» Written problem: Scan the records for the string "buried"; copy each line where it occurs.

— Start Excerpted data —

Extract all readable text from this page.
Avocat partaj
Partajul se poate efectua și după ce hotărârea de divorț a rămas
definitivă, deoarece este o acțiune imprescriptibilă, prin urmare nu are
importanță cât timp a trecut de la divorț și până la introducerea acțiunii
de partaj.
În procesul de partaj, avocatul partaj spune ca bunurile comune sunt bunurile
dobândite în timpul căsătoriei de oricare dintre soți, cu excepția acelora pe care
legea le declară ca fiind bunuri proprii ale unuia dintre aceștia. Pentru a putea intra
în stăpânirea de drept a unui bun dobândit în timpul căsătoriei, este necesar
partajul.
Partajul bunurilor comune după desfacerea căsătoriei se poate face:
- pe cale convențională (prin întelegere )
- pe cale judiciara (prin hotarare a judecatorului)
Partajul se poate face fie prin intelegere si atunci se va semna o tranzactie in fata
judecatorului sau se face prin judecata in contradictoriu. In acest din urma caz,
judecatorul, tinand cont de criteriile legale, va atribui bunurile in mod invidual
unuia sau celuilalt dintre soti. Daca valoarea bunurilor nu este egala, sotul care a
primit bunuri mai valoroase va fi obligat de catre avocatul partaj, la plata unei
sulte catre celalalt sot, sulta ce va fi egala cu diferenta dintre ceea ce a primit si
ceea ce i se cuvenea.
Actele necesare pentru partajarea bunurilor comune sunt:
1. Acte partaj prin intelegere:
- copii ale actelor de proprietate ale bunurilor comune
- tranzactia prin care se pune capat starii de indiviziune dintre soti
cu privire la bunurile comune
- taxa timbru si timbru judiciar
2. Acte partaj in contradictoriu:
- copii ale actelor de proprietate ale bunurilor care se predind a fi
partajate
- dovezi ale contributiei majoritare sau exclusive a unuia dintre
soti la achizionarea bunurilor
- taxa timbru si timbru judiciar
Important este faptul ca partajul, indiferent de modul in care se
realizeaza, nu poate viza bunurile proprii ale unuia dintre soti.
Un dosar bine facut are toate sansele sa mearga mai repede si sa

— End Excerpted data —
— Start Excerpted data —

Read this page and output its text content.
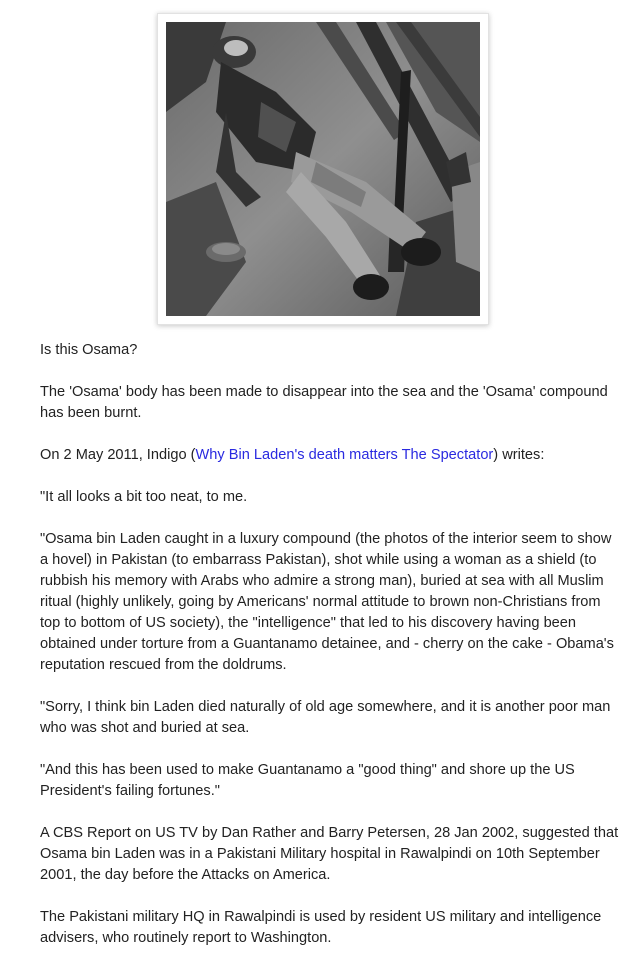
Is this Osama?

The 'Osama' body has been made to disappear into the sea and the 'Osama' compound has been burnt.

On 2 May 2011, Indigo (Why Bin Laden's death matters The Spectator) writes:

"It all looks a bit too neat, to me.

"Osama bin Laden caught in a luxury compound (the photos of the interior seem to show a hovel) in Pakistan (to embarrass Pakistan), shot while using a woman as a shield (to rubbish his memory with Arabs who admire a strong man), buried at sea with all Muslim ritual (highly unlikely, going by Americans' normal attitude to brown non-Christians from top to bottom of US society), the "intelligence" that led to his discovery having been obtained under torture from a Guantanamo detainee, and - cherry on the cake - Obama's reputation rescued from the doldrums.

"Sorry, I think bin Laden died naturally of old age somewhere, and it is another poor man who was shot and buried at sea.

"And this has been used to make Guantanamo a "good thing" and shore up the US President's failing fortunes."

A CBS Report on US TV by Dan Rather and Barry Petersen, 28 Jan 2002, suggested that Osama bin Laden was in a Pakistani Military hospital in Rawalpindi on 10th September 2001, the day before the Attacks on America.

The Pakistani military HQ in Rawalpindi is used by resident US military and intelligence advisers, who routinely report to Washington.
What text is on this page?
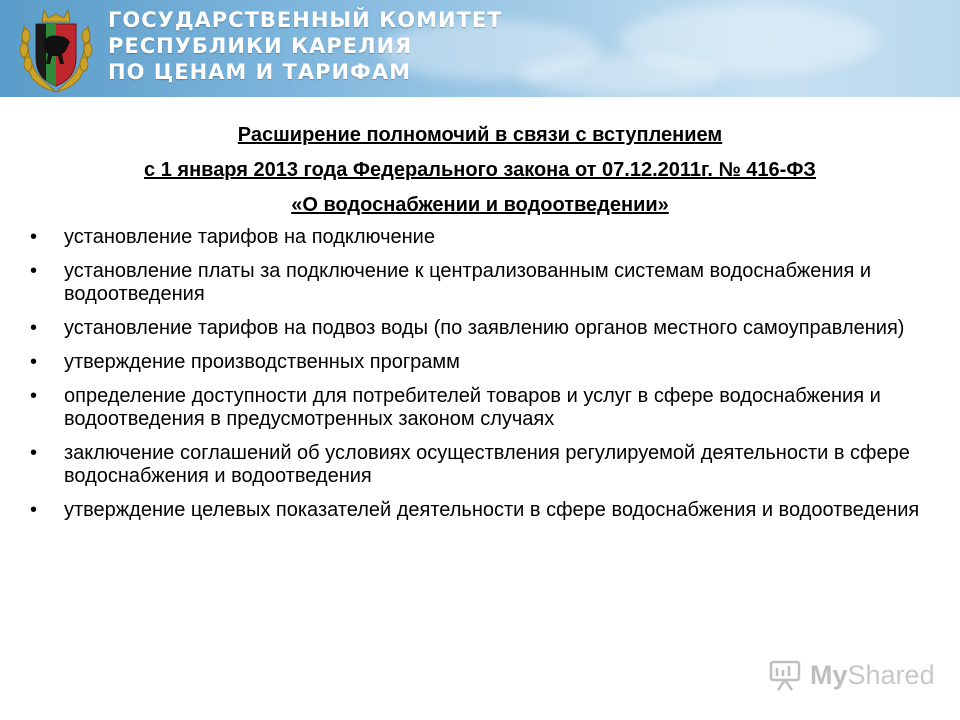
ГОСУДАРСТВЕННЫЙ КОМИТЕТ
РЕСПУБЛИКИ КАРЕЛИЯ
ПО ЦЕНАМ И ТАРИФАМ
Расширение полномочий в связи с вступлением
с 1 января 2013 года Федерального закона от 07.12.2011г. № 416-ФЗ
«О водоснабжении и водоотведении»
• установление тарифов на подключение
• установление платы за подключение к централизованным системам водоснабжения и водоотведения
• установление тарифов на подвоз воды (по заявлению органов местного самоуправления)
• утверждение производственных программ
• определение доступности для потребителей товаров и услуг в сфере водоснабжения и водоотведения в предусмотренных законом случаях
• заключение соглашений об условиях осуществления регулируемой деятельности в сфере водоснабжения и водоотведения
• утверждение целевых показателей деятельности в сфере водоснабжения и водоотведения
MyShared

— End Excerpted data —

» Correct answer:
"Osama bin Laden caught in a luxury compound (the photos of the interior seem to show a hovel) in Pakistan (to embarrass Pakistan), shot while using a woman as a shield (to rubbish his memory with Arabs who admire a strong man), buried at sea with all Muslim ritual (highly unlikely, going by Americans' normal attitude to brown non-Christians from top to bottom of US society), the "intelligence" that led to his discovery having been obtained under torture from a Guantanamo detainee, and - cherry on the cake - Obama's reputation rescued from the doldrums.
"Sorry, I think bin Laden died naturally of old age somewhere, and it is another poor man who was shot and buried at sea.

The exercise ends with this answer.